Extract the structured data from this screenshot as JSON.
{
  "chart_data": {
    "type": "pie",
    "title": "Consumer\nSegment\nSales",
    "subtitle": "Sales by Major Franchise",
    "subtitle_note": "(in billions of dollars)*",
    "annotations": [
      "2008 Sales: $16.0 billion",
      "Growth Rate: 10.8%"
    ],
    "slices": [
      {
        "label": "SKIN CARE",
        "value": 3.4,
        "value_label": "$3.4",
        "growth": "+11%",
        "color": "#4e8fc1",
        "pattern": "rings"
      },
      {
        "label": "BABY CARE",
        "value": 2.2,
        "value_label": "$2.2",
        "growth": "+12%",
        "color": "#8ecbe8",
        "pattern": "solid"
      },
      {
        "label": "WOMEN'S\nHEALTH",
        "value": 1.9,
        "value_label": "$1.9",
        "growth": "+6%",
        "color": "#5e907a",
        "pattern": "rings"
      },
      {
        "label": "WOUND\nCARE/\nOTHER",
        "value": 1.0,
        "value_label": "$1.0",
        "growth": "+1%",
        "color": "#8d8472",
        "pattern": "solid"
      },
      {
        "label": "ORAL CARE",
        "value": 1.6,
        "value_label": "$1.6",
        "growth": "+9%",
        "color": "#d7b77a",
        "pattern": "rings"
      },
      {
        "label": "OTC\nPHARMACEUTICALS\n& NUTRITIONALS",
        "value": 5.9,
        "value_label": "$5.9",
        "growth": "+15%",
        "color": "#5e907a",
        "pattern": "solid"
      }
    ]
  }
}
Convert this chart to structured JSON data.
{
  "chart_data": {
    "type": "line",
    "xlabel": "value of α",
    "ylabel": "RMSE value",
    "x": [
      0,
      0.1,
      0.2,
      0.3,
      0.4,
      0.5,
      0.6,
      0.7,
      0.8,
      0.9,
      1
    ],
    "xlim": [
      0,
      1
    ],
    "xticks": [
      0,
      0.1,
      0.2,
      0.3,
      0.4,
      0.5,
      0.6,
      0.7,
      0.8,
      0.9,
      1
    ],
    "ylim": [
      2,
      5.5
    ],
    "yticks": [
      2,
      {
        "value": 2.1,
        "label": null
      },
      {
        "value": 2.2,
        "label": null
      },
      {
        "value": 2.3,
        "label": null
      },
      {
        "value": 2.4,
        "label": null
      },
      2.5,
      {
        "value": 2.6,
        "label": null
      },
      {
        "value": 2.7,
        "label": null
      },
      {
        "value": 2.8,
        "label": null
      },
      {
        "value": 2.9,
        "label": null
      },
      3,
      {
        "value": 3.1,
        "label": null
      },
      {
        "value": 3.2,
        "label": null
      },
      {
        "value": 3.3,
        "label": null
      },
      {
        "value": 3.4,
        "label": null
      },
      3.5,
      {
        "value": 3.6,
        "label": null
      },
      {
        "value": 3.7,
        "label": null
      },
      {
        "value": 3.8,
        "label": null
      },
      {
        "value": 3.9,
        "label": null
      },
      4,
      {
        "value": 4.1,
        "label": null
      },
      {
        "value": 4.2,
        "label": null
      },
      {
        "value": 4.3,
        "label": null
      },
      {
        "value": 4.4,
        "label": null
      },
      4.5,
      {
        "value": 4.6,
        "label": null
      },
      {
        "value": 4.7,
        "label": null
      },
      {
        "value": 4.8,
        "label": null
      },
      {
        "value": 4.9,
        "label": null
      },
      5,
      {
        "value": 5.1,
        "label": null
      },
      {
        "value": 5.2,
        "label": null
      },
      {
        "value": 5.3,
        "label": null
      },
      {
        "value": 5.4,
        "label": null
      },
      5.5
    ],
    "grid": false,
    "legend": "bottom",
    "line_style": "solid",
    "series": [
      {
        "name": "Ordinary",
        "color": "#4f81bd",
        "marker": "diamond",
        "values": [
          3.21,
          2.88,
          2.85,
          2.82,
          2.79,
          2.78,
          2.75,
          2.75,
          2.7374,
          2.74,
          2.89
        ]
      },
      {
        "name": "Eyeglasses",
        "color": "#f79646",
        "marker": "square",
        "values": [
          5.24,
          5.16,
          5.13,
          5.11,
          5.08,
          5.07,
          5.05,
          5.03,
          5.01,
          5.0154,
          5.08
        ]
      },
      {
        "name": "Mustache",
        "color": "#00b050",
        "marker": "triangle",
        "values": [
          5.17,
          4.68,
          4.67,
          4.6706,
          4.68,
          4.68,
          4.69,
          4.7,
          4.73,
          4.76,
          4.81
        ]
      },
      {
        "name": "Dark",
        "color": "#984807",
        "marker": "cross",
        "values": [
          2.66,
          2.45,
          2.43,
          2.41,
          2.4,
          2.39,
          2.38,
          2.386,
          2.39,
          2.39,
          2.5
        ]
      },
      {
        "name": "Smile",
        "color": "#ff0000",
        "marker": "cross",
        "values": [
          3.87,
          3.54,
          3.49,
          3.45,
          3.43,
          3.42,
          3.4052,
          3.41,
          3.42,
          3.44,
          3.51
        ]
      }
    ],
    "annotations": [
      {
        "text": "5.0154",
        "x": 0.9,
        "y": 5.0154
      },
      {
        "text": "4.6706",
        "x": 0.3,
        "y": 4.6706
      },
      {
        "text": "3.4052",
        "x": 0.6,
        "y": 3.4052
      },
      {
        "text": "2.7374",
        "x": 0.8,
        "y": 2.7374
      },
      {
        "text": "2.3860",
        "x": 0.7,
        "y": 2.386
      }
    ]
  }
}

_ _ _ _ _ _ _

WORK TO BE COMPLETED ▸
Your answer should be one number: the count of lines in the data above that include the word "structured".

SOLUTION TO THIS EXERCISE ▸
2